● **SHORT EXERCISE**
Restate the complete material exactly.

● **Records that describe figures**
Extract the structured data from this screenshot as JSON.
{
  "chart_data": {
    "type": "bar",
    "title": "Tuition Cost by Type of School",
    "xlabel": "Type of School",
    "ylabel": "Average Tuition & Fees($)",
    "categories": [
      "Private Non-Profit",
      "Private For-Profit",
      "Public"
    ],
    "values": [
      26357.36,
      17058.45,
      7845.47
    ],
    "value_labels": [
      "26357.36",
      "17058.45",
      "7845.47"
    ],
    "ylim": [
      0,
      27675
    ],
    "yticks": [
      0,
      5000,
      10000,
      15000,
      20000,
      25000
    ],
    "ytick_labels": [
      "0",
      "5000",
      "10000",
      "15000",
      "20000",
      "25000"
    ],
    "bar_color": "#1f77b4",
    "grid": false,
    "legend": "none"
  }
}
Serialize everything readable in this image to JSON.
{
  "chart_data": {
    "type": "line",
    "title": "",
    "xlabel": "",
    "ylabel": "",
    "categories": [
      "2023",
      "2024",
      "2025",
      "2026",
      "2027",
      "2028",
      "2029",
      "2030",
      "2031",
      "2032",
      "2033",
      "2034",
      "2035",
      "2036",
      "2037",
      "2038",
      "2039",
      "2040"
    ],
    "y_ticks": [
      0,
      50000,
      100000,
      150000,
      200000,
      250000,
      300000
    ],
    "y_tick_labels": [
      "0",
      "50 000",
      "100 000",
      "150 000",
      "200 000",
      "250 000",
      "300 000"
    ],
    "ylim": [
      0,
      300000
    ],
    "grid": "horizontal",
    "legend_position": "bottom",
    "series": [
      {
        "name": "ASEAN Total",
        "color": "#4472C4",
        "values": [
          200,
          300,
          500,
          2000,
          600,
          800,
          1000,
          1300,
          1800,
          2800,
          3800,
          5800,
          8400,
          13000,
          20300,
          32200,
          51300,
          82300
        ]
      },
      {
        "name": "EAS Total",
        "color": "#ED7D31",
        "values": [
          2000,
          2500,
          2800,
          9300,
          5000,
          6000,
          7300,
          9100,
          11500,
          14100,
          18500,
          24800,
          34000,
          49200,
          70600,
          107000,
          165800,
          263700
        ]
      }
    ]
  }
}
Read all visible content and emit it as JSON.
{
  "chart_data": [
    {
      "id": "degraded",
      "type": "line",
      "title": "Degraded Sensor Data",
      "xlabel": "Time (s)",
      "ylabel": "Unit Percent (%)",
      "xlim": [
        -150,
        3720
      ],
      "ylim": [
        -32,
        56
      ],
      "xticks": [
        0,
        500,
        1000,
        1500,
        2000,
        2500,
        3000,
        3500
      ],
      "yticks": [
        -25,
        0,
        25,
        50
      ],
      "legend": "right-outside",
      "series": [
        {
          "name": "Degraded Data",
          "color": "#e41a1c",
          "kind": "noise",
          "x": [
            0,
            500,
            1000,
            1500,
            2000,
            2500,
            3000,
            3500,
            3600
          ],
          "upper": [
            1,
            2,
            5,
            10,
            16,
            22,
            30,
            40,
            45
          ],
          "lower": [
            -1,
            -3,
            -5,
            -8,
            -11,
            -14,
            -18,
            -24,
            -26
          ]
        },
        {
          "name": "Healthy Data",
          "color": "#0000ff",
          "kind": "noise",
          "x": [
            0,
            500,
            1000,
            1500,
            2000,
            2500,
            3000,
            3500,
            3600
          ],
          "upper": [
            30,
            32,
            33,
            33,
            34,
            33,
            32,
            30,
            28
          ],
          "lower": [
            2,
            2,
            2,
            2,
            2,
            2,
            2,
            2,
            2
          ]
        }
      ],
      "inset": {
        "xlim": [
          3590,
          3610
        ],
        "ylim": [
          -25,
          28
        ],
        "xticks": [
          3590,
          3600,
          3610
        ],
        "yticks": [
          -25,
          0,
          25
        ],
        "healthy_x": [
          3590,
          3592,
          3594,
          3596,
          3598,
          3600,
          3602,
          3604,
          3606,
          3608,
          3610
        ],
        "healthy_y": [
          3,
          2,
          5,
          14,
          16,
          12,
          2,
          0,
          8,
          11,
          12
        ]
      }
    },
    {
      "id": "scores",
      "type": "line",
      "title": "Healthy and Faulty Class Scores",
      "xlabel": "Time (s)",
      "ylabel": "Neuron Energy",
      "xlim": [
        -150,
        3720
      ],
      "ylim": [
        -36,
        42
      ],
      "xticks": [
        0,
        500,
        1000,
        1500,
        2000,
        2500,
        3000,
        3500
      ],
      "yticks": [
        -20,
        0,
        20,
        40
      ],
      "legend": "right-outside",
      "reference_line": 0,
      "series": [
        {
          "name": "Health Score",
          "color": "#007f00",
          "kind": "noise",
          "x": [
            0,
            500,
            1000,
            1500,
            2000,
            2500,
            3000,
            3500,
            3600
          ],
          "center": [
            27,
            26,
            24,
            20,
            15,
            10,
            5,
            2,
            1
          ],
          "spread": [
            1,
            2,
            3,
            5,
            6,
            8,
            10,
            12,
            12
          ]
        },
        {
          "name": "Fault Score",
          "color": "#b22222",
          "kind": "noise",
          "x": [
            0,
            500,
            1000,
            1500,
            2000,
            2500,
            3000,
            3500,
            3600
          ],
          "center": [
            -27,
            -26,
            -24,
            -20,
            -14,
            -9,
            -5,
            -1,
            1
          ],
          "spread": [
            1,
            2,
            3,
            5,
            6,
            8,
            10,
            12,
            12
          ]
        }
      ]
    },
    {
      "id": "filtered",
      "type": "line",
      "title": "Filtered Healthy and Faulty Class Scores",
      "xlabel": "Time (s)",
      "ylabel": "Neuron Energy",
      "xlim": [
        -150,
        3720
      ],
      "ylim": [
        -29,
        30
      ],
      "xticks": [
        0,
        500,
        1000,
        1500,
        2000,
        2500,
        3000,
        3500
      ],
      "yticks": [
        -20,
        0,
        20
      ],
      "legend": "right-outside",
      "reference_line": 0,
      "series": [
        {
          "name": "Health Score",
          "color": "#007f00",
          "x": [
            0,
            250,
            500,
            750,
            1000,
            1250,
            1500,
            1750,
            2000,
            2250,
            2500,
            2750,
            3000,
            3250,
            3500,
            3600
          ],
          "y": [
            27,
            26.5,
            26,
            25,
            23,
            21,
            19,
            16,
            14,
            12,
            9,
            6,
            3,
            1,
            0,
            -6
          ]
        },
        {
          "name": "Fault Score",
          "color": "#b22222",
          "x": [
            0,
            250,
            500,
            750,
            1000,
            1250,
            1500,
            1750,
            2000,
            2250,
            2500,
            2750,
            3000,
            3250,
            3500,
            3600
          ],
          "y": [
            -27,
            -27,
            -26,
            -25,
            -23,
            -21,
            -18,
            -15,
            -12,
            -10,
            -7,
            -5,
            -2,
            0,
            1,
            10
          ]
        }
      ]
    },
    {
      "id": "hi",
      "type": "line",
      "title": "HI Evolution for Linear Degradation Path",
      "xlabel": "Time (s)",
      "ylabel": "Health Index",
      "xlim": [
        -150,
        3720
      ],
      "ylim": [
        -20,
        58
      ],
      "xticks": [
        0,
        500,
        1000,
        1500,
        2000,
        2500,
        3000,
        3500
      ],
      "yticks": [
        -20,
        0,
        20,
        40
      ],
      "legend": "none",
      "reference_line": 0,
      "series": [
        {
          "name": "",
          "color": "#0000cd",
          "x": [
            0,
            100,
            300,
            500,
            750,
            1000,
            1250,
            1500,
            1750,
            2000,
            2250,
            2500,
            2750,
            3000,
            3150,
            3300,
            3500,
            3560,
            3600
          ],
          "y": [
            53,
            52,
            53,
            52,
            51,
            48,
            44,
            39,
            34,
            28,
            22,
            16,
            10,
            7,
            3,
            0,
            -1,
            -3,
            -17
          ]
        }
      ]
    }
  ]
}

● **FULL RESPONSE**
Extract the structured data from this screenshot as JSON.
{
  "chart_data": {
    "type": "bar",
    "title": "Tuition Cost by Type of School",
    "xlabel": "Type of School",
    "ylabel": "Average Tuition & Fees($)",
    "categories": [
      "Private Non-Profit",
      "Private For-Profit",
      "Public"
    ],
    "values": [
      26357.36,
      17058.45,
      7845.47
    ],
    "value_labels": [
      "26357.36",
      "17058.45",
      "7845.47"
    ],
    "ylim": [
      0,
      27675
    ],
    "yticks": [
      0,
      5000,
      10000,
      15000,
      20000,
      25000
    ],
    "ytick_labels": [
      "0",
      "5000",
      "10000",
      "15000",
      "20000",
      "25000"
    ],
    "bar_color": "#1f77b4",
    "grid": false,
    "legend": "none"
  }
}
Serialize everything readable in this image to JSON.
{
  "chart_data": {
    "type": "line",
    "title": "",
    "xlabel": "",
    "ylabel": "",
    "categories": [
      "2023",
      "2024",
      "2025",
      "2026",
      "2027",
      "2028",
      "2029",
      "2030",
      "2031",
      "2032",
      "2033",
      "2034",
      "2035",
      "2036",
      "2037",
      "2038",
      "2039",
      "2040"
    ],
    "y_ticks": [
      0,
      50000,
      100000,
      150000,
      200000,
      250000,
      300000
    ],
    "y_tick_labels": [
      "0",
      "50 000",
      "100 000",
      "150 000",
      "200 000",
      "250 000",
      "300 000"
    ],
    "ylim": [
      0,
      300000
    ],
    "grid": "horizontal",
    "legend_position": "bottom",
    "series": [
      {
        "name": "ASEAN Total",
        "color": "#4472C4",
        "values": [
          200,
          300,
          500,
          2000,
          600,
          800,
          1000,
          1300,
          1800,
          2800,
          3800,
          5800,
          8400,
          13000,
          20300,
          32200,
          51300,
          82300
        ]
      },
      {
        "name": "EAS Total",
        "color": "#ED7D31",
        "values": [
          2000,
          2500,
          2800,
          9300,
          5000,
          6000,
          7300,
          9100,
          11500,
          14100,
          18500,
          24800,
          34000,
          49200,
          70600,
          107000,
          165800,
          263700
        ]
      }
    ]
  }
}
Read all visible content and emit it as JSON.
{
  "chart_data": [
    {
      "id": "degraded",
      "type": "line",
      "title": "Degraded Sensor Data",
      "xlabel": "Time (s)",
      "ylabel": "Unit Percent (%)",
      "xlim": [
        -150,
        3720
      ],
      "ylim": [
        -32,
        56
      ],
      "xticks": [
        0,
        500,
        1000,
        1500,
        2000,
        2500,
        3000,
        3500
      ],
      "yticks": [
        -25,
        0,
        25,
        50
      ],
      "legend": "right-outside",
      "series": [
        {
          "name": "Degraded Data",
          "color": "#e41a1c",
          "kind": "noise",
          "x": [
            0,
            500,
            1000,
            1500,
            2000,
            2500,
            3000,
            3500,
            3600
          ],
          "upper": [
            1,
            2,
            5,
            10,
            16,
            22,
            30,
            40,
            45
          ],
          "lower": [
            -1,
            -3,
            -5,
            -8,
            -11,
            -14,
            -18,
            -24,
            -26
          ]
        },
        {
          "name": "Healthy Data",
          "color": "#0000ff",
          "kind": "noise",
          "x": [
            0,
            500,
            1000,
            1500,
            2000,
            2500,
            3000,
            3500,
            3600
          ],
          "upper": [
            30,
            32,
            33,
            33,
            34,
            33,
            32,
            30,
            28
          ],
          "lower": [
            2,
            2,
            2,
            2,
            2,
            2,
            2,
            2,
            2
          ]
        }
      ],
      "inset": {
        "xlim": [
          3590,
          3610
        ],
        "ylim": [
          -25,
          28
        ],
        "xticks": [
          3590,
          3600,
          3610
        ],
        "yticks": [
          -25,
          0,
          25
        ],
        "healthy_x": [
          3590,
          3592,
          3594,
          3596,
          3598,
          3600,
          3602,
          3604,
          3606,
          3608,
          3610
        ],
        "healthy_y": [
          3,
          2,
          5,
          14,
          16,
          12,
          2,
          0,
          8,
          11,
          12
        ]
      }
    },
    {
      "id": "scores",
      "type": "line",
      "title": "Healthy and Faulty Class Scores",
      "xlabel": "Time (s)",
      "ylabel": "Neuron Energy",
      "xlim": [
        -150,
        3720
      ],
      "ylim": [
        -36,
        42
      ],
      "xticks": [
        0,
        500,
        1000,
        1500,
        2000,
        2500,
        3000,
        3500
      ],
      "yticks": [
        -20,
        0,
        20,
        40
      ],
      "legend": "right-outside",
      "reference_line": 0,
      "series": [
        {
          "name": "Health Score",
          "color": "#007f00",
          "kind": "noise",
          "x": [
            0,
            500,
            1000,
            1500,
            2000,
            2500,
            3000,
            3500,
            3600
          ],
          "center": [
            27,
            26,
            24,
            20,
            15,
            10,
            5,
            2,
            1
          ],
          "spread": [
            1,
            2,
            3,
            5,
            6,
            8,
            10,
            12,
            12
          ]
        },
        {
          "name": "Fault Score",
          "color": "#b22222",
          "kind": "noise",
          "x": [
            0,
            500,
            1000,
            1500,
            2000,
            2500,
            3000,
            3500,
            3600
          ],
          "center": [
            -27,
            -26,
            -24,
            -20,
            -14,
            -9,
            -5,
            -1,
            1
          ],
          "spread": [
            1,
            2,
            3,
            5,
            6,
            8,
            10,
            12,
            12
          ]
        }
      ]
    },
    {
      "id": "filtered",
      "type": "line",
      "title": "Filtered Healthy and Faulty Class Scores",
      "xlabel": "Time (s)",
      "ylabel": "Neuron Energy",
      "xlim": [
        -150,
        3720
      ],
      "ylim": [
        -29,
        30
      ],
      "xticks": [
        0,
        500,
        1000,
        1500,
        2000,
        2500,
        3000,
        3500
      ],
      "yticks": [
        -20,
        0,
        20
      ],
      "legend": "right-outside",
      "reference_line": 0,
      "series": [
        {
          "name": "Health Score",
          "color": "#007f00",
          "x": [
            0,
            250,
            500,
            750,
            1000,
            1250,
            1500,
            1750,
            2000,
            2250,
            2500,
            2750,
            3000,
            3250,
            3500,
            3600
          ],
          "y": [
            27,
            26.5,
            26,
            25,
            23,
            21,
            19,
            16,
            14,
            12,
            9,
            6,
            3,
            1,
            0,
            -6
          ]
        },
        {
          "name": "Fault Score",
          "color": "#b22222",
          "x": [
            0,
            250,
            500,
            750,
            1000,
            1250,
            1500,
            1750,
            2000,
            2250,
            2500,
            2750,
            3000,
            3250,
            3500,
            3600
          ],
          "y": [
            -27,
            -27,
            -26,
            -25,
            -23,
            -21,
            -18,
            -15,
            -12,
            -10,
            -7,
            -5,
            -2,
            0,
            1,
            10
          ]
        }
      ]
    },
    {
      "id": "hi",
      "type": "line",
      "title": "HI Evolution for Linear Degradation Path",
      "xlabel": "Time (s)",
      "ylabel": "Health Index",
      "xlim": [
        -150,
        3720
      ],
      "ylim": [
        -20,
        58
      ],
      "xticks": [
        0,
        500,
        1000,
        1500,
        2000,
        2500,
        3000,
        3500
      ],
      "yticks": [
        -20,
        0,
        20,
        40
      ],
      "legend": "none",
      "reference_line": 0,
      "series": [
        {
          "name": "",
          "color": "#0000cd",
          "x": [
            0,
            100,
            300,
            500,
            750,
            1000,
            1250,
            1500,
            1750,
            2000,
            2250,
            2500,
            2750,
            3000,
            3150,
            3300,
            3500,
            3560,
            3600
          ],
          "y": [
            53,
            52,
            53,
            52,
            51,
            48,
            44,
            39,
            34,
            28,
            22,
            16,
            10,
            7,
            3,
            0,
            -1,
            -3,
            -17
          ]
        }
      ]
    }
  ]
}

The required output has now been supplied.